# [SET TASK]
Answer with a single number: the count of lines that include the string "anul".
--- START OF INFORMATION PROVIDED ---
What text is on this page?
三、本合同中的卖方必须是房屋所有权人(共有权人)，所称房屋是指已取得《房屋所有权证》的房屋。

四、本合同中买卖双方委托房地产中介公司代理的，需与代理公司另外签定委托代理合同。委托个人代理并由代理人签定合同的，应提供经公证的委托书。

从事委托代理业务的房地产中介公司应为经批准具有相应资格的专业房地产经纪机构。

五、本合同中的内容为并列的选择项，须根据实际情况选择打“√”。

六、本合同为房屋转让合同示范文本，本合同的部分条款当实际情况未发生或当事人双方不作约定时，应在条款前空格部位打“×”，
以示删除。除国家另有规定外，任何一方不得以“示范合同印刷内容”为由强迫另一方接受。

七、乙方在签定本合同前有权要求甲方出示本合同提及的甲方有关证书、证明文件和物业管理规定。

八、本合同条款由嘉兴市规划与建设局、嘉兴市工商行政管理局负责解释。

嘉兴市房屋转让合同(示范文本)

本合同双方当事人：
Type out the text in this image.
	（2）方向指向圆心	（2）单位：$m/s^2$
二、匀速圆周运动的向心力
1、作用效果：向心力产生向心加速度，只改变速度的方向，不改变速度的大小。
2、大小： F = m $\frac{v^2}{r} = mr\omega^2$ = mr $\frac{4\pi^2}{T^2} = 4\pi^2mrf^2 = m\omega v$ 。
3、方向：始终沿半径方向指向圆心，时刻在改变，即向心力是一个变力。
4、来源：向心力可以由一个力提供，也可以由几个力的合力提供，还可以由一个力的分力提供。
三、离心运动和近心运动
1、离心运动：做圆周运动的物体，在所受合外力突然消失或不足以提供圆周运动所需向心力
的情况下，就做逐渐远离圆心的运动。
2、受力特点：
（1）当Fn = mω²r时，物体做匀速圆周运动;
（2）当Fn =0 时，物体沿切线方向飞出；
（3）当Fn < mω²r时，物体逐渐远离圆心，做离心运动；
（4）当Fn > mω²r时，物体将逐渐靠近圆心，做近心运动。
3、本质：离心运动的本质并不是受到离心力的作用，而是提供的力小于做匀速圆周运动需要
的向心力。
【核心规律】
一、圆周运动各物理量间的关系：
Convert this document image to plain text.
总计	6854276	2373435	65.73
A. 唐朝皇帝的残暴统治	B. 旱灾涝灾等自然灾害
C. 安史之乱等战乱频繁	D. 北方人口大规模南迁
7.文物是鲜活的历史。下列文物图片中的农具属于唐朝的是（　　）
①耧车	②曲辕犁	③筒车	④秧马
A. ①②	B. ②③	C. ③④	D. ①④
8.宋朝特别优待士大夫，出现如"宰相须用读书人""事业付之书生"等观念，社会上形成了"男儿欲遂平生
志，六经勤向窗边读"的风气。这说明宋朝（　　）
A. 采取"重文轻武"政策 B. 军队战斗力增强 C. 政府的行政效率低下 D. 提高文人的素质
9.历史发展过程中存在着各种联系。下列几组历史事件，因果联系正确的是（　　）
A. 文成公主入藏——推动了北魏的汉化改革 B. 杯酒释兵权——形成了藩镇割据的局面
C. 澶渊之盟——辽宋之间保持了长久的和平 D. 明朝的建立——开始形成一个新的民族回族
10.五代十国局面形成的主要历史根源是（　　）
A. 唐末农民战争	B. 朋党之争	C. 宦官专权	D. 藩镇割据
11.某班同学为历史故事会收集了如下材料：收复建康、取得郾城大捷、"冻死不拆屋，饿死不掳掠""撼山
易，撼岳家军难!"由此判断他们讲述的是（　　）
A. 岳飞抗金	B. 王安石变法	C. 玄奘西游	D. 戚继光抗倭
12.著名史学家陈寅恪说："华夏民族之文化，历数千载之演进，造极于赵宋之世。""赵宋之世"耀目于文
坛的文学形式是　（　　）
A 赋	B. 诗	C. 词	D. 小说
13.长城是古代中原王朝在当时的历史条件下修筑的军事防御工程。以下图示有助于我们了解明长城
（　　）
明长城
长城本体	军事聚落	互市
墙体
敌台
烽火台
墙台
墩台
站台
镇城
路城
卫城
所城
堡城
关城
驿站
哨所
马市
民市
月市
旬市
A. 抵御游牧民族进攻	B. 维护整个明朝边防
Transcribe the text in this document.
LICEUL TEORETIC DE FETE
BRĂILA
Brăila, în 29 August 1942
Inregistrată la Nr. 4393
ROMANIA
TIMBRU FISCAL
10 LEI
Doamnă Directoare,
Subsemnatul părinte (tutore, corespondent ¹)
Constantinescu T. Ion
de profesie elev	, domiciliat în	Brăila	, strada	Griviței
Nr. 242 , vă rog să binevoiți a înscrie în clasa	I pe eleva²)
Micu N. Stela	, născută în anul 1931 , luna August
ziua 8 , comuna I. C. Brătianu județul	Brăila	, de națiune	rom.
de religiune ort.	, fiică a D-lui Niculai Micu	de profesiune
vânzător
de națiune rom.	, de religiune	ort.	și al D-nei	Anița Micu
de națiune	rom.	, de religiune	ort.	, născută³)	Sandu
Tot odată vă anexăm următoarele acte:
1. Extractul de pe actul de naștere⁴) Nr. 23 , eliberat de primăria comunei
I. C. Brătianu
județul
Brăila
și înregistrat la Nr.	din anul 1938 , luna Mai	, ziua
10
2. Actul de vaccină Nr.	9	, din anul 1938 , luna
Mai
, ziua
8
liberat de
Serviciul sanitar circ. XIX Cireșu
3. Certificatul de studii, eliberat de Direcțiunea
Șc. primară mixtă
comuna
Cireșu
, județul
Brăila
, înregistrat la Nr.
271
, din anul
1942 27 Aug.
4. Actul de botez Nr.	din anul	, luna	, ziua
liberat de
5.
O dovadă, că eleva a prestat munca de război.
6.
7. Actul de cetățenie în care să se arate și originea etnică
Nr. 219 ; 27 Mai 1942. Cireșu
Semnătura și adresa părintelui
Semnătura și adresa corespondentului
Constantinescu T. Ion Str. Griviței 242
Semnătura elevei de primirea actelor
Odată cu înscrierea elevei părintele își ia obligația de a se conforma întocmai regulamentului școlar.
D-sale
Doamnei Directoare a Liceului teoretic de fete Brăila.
--- END OF INFORMATION PROVIDED ---
# [COMPLETED EXERCISE]
5